** START OF Materials provided **

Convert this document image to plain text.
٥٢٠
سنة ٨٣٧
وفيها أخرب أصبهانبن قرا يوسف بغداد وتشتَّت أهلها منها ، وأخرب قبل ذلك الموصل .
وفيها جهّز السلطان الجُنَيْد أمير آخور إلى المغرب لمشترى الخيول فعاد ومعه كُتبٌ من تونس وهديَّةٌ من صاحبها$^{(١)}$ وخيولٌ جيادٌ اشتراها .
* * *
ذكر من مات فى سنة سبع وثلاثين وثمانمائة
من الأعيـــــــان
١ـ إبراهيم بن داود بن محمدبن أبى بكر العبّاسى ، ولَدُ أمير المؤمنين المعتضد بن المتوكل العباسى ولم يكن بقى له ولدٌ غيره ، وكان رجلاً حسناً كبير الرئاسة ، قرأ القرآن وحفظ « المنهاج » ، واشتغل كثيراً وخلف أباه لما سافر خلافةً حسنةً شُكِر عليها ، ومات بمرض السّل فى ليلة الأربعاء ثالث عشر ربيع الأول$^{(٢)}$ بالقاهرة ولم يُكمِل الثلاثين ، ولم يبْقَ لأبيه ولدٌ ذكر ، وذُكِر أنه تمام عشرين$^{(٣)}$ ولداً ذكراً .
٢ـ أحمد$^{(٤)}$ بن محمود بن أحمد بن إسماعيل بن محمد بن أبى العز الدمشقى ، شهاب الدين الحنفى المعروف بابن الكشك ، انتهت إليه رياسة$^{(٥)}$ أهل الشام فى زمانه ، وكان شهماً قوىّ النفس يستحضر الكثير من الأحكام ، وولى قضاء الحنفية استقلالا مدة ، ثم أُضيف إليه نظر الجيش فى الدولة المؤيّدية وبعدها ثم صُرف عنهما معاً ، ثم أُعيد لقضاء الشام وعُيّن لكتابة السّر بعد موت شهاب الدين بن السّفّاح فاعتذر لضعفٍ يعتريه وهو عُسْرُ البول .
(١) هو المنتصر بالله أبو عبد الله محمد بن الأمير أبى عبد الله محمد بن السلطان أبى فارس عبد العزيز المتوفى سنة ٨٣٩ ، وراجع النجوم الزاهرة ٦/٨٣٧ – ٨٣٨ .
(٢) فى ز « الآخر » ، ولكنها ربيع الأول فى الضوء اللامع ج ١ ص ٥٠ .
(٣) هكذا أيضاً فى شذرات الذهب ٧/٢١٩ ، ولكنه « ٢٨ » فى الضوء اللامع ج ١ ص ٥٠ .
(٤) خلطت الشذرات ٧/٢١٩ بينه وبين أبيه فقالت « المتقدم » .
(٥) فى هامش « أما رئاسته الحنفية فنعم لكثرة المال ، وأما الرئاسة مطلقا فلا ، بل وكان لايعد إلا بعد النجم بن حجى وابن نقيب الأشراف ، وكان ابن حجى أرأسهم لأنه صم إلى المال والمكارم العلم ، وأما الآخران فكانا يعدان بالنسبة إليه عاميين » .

** END OF Materials provided **

Exercise description: Output the records above in their entirety, exactly.

Exercise result:
Convert this document image to plain text.
٥٢٠
سنة ٨٣٧
وفيها أخرب أصبهانبن قرا يوسف بغداد وتشتَّت أهلها منها ، وأخرب قبل ذلك الموصل .
وفيها جهّز السلطان الجُنَيْد أمير آخور إلى المغرب لمشترى الخيول فعاد ومعه كُتبٌ من تونس وهديَّةٌ من صاحبها$^{(١)}$ وخيولٌ جيادٌ اشتراها .
* * *
ذكر من مات فى سنة سبع وثلاثين وثمانمائة
من الأعيـــــــان
١ـ إبراهيم بن داود بن محمدبن أبى بكر العبّاسى ، ولَدُ أمير المؤمنين المعتضد بن المتوكل العباسى ولم يكن بقى له ولدٌ غيره ، وكان رجلاً حسناً كبير الرئاسة ، قرأ القرآن وحفظ « المنهاج » ، واشتغل كثيراً وخلف أباه لما سافر خلافةً حسنةً شُكِر عليها ، ومات بمرض السّل فى ليلة الأربعاء ثالث عشر ربيع الأول$^{(٢)}$ بالقاهرة ولم يُكمِل الثلاثين ، ولم يبْقَ لأبيه ولدٌ ذكر ، وذُكِر أنه تمام عشرين$^{(٣)}$ ولداً ذكراً .
٢ـ أحمد$^{(٤)}$ بن محمود بن أحمد بن إسماعيل بن محمد بن أبى العز الدمشقى ، شهاب الدين الحنفى المعروف بابن الكشك ، انتهت إليه رياسة$^{(٥)}$ أهل الشام فى زمانه ، وكان شهماً قوىّ النفس يستحضر الكثير من الأحكام ، وولى قضاء الحنفية استقلالا مدة ، ثم أُضيف إليه نظر الجيش فى الدولة المؤيّدية وبعدها ثم صُرف عنهما معاً ، ثم أُعيد لقضاء الشام وعُيّن لكتابة السّر بعد موت شهاب الدين بن السّفّاح فاعتذر لضعفٍ يعتريه وهو عُسْرُ البول .
(١) هو المنتصر بالله أبو عبد الله محمد بن الأمير أبى عبد الله محمد بن السلطان أبى فارس عبد العزيز المتوفى سنة ٨٣٩ ، وراجع النجوم الزاهرة ٦/٨٣٧ – ٨٣٨ .
(٢) فى ز « الآخر » ، ولكنها ربيع الأول فى الضوء اللامع ج ١ ص ٥٠ .
(٣) هكذا أيضاً فى شذرات الذهب ٧/٢١٩ ، ولكنه « ٢٨ » فى الضوء اللامع ج ١ ص ٥٠ .
(٤) خلطت الشذرات ٧/٢١٩ بينه وبين أبيه فقالت « المتقدم » .
(٥) فى هامش « أما رئاسته الحنفية فنعم لكثرة المال ، وأما الرئاسة مطلقا فلا ، بل وكان لايعد إلا بعد النجم بن حجى وابن نقيب الأشراف ، وكان ابن حجى أرأسهم لأنه صم إلى المال والمكارم العلم ، وأما الآخران فكانا يعدان بالنسبة إليه عاميين » .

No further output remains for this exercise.